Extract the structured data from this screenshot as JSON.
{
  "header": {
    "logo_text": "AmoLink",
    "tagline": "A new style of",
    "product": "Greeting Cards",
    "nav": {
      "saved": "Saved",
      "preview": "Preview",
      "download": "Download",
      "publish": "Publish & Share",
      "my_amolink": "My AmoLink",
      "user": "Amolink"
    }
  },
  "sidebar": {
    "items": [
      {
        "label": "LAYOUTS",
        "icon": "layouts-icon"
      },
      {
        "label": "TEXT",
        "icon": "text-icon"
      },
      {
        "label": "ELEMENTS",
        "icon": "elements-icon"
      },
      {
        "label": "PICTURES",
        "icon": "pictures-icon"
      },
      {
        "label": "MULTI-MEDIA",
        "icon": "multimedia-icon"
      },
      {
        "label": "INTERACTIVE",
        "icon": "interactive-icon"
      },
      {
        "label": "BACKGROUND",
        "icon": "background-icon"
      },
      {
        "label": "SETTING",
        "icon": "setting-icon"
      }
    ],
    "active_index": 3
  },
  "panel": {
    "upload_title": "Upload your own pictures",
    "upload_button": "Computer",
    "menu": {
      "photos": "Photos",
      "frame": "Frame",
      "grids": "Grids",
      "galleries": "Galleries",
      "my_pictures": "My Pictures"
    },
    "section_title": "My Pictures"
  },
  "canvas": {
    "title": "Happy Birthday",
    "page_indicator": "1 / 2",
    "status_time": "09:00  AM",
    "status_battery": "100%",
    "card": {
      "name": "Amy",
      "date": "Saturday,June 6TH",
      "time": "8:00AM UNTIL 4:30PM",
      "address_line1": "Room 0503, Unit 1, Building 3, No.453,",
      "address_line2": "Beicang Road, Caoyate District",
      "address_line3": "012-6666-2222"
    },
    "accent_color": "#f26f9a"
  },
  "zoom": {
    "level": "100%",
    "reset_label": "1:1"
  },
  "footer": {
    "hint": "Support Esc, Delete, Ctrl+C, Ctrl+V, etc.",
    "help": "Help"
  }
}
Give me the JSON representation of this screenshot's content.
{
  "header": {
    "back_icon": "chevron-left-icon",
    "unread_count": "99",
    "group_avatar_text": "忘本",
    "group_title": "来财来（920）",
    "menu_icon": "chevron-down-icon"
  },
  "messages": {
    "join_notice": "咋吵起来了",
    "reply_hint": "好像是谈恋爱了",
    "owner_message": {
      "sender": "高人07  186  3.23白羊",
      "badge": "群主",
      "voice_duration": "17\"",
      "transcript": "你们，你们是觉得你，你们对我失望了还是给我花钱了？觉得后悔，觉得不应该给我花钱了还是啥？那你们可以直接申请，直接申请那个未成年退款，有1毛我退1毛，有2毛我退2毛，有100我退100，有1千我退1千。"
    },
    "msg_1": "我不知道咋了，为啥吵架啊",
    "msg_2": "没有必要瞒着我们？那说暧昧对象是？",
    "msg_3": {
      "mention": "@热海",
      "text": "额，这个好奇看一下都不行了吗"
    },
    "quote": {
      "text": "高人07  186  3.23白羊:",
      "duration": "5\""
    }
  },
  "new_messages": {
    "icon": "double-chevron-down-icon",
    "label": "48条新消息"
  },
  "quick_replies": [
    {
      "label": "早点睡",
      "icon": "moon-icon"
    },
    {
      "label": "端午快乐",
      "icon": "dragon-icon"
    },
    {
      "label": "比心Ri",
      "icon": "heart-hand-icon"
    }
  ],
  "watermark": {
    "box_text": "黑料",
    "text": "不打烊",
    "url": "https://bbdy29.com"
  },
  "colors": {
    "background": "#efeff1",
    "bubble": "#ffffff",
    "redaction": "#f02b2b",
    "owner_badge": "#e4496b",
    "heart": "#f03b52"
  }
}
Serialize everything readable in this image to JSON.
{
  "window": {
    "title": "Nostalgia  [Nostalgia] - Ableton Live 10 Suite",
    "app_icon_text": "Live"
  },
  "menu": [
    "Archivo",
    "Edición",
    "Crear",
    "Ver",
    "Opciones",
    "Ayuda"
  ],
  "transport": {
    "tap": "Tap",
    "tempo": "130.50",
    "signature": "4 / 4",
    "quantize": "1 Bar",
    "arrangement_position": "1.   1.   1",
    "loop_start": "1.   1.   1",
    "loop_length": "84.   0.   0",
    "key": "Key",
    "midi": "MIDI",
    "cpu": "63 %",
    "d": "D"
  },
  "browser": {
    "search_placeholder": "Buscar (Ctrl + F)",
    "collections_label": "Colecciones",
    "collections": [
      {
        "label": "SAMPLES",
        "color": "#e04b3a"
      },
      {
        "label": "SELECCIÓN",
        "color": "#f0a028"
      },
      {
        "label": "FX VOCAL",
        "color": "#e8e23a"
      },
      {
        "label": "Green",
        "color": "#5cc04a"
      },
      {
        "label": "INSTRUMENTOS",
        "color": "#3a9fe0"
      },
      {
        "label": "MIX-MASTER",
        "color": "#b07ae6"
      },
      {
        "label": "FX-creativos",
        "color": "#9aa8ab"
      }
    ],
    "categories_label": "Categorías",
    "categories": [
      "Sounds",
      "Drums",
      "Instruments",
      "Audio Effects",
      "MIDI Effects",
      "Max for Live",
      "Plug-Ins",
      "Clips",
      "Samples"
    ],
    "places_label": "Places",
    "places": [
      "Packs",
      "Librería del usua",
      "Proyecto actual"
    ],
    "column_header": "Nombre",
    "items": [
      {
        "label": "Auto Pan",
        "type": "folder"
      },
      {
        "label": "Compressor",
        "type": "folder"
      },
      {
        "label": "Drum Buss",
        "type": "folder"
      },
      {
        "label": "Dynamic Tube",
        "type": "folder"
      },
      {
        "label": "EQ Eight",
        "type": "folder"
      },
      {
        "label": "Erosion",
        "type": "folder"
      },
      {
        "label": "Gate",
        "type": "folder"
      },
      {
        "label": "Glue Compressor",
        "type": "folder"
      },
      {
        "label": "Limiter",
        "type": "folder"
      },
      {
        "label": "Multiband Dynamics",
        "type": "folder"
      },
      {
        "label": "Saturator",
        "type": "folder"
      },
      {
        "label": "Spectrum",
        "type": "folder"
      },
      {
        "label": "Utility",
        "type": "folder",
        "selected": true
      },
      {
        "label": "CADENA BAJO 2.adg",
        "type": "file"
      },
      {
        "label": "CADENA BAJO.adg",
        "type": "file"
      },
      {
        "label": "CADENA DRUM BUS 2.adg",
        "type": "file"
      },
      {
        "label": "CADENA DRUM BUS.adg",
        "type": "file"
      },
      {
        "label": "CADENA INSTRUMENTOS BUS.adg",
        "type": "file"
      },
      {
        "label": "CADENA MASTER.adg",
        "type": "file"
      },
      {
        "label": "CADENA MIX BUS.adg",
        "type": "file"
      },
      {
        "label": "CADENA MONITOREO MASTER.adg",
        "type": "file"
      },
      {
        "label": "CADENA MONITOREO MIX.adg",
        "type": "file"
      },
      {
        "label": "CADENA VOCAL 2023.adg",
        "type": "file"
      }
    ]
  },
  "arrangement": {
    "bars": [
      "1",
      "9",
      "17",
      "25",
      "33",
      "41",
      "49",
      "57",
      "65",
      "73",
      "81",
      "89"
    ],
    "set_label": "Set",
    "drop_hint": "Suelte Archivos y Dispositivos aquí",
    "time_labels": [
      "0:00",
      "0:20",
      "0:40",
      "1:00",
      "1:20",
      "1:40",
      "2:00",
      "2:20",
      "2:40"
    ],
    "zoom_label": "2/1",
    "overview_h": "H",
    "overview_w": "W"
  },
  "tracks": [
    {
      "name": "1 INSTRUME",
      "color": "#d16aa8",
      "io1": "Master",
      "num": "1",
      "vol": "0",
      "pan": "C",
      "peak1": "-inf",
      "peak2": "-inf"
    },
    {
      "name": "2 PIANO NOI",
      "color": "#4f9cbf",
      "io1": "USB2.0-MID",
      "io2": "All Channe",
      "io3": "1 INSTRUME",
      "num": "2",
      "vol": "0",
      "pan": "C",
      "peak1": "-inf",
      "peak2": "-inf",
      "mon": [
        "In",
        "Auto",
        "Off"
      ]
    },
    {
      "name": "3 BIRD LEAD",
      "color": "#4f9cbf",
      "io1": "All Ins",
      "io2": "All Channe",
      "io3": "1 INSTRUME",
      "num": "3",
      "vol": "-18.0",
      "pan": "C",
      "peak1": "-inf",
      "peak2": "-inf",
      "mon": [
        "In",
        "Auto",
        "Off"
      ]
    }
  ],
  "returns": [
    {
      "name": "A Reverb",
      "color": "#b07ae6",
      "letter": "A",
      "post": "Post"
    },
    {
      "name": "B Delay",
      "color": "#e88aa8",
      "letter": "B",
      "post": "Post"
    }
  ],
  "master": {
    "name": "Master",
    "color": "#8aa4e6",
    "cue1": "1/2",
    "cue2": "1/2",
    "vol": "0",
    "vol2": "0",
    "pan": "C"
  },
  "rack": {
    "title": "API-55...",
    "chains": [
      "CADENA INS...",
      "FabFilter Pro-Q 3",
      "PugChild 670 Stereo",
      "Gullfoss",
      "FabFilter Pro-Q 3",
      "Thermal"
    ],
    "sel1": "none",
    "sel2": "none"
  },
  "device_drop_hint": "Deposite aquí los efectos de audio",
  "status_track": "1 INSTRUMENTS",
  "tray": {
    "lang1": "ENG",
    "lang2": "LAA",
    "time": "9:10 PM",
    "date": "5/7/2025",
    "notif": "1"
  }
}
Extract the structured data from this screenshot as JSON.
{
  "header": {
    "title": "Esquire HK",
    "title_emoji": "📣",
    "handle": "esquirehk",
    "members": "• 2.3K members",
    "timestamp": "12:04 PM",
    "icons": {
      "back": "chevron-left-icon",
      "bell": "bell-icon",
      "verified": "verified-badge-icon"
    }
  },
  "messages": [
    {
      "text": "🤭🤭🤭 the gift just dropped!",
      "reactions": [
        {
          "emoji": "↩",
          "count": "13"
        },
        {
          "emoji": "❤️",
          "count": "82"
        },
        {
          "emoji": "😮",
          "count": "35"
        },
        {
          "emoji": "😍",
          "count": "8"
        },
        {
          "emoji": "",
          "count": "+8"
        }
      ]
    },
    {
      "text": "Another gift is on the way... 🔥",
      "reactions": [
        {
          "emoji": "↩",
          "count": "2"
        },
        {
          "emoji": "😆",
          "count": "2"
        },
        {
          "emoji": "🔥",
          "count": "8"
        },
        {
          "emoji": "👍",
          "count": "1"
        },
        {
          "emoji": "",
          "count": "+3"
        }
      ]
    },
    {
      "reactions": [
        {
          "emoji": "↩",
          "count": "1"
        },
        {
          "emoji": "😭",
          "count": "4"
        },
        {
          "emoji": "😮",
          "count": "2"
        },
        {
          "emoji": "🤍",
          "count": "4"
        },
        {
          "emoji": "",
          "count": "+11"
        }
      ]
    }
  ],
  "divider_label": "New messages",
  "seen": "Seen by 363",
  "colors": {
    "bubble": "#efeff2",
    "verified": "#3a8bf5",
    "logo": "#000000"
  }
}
• • •
## GIVEN REQUEST
Where a line above includes "VOCAL", copy that line.

## FINISHED ANSWER
        "label": "FX VOCAL",
        "label": "CADENA VOCAL 2023.adg",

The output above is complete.